SET TASK – Convert the lines from the one containing "percent-right-1sd: 14% — [666, 434, 709, 456]" through the one containing "percent-left-2sd: 2% — [276, 496, 307, 518]", both included, into a Markdown table with the columns Row and Line. Number each row, and omit any blank lines.

RECORDED DATA –
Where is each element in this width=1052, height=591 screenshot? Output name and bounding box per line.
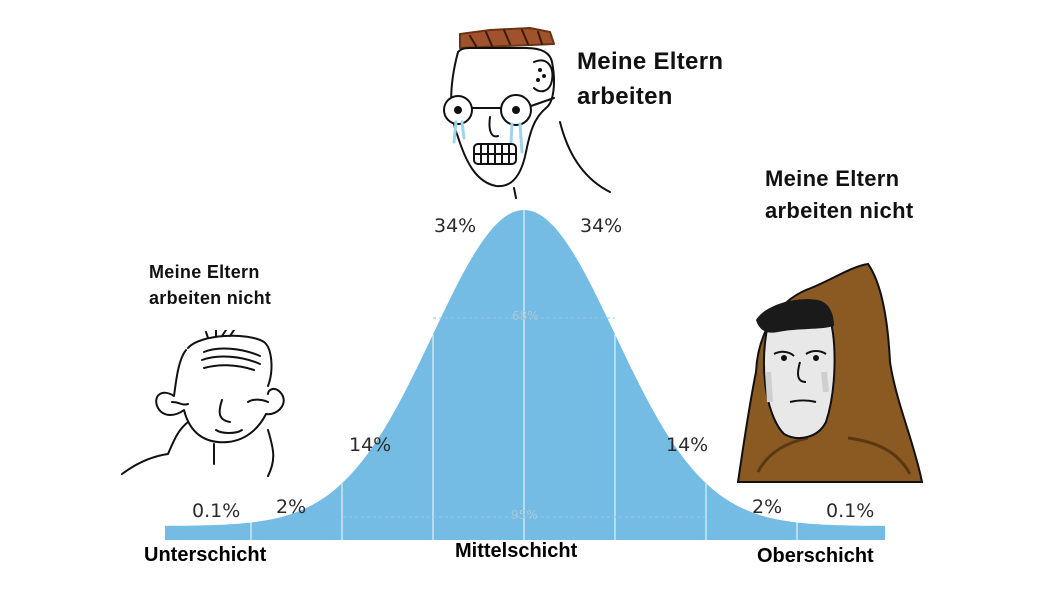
percent-right-1sd: 14% — [666, 434, 709, 456]
sigma-lines — [250, 210, 798, 540]
label-oberschicht: Oberschicht — [757, 545, 874, 567]
percent-left-1sd: 14% — [349, 434, 392, 456]
percent-left-center: 34% — [434, 215, 477, 237]
percent-right-tail: 0.1% — [826, 500, 875, 522]
caption-right: Meine Eltern arbeiten nicht — [765, 163, 913, 227]
caption-middle-line-2: arbeiten — [577, 82, 673, 110]
caption-right-line-2: arbeiten nicht — [765, 197, 914, 223]
caption-middle-line-1: Meine Eltern — [577, 48, 724, 75]
percent-right-2sd: 2% — [752, 496, 783, 518]
percent-right-center: 34% — [580, 215, 623, 237]
label-unterschicht: Unterschicht — [144, 544, 267, 566]
caption-left-line-1: Meine Eltern — [149, 262, 260, 282]
bangs — [756, 299, 834, 333]
hooded-wojak-figure — [736, 262, 924, 483]
bell-curve-area — [165, 210, 885, 540]
percent-left-2sd: 2% — [276, 496, 307, 518]
percent-one-sigma: 68% — [512, 309, 539, 323]
caption-right-line-1: Meine Eltern — [765, 166, 900, 191]
label-mittelschicht: Mittelschicht — [455, 540, 578, 562]
tear-left — [452, 120, 466, 144]
caption-left-line-2: arbeiten nicht — [149, 288, 272, 309]
caption-middle: Meine Eltern arbeiten — [577, 45, 723, 115]
percent-two-sigma: 95% — [511, 508, 538, 522]
percent-left-tail: 0.1% — [192, 500, 241, 522]
smug-wojak-figure — [121, 330, 285, 477]
crying-wojak-glasses-figure — [443, 27, 611, 199]
caption-left: Meine Eltern arbeiten nicht — [149, 259, 271, 311]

ANSWER FOR THIS EXERCISE –
| Row | Line |
|---|---|
| 1 | percent-right-1sd: 14% — [666, 434, 709, 456] |
| 2 | sigma-lines — [250, 210, 798, 540] |
| 3 | label-oberschicht: Oberschicht — [757, 545, 874, 567] |
| 4 | percent-left-1sd: 14% — [349, 434, 392, 456] |
| 5 | percent-left-center: 34% — [434, 215, 477, 237] |
| 6 | percent-right-tail: 0.1% — [826, 500, 875, 522] |
| 7 | caption-right: Meine Eltern arbeiten nicht — [765, 163, 913, 227] |
| 8 | caption-middle-line-2: arbeiten — [577, 82, 673, 110] |
| 9 | caption-right-line-2: arbeiten nicht — [765, 197, 914, 223] |
| 10 | caption-middle-line-1: Meine Eltern — [577, 48, 724, 75] |
| 11 | percent-right-2sd: 2% — [752, 496, 783, 518] |
| 12 | percent-right-center: 34% — [580, 215, 623, 237] |
| 13 | label-unterschicht: Unterschicht — [144, 544, 267, 566] |
| 14 | caption-left-line-1: Meine Eltern — [149, 262, 260, 282] |
| 15 | bangs — [756, 299, 834, 333] |
| 16 | hooded-wojak-figure — [736, 262, 924, 483] |
| 17 | bell-curve-area — [165, 210, 885, 540] |
| 18 | percent-left-2sd: 2% — [276, 496, 307, 518] |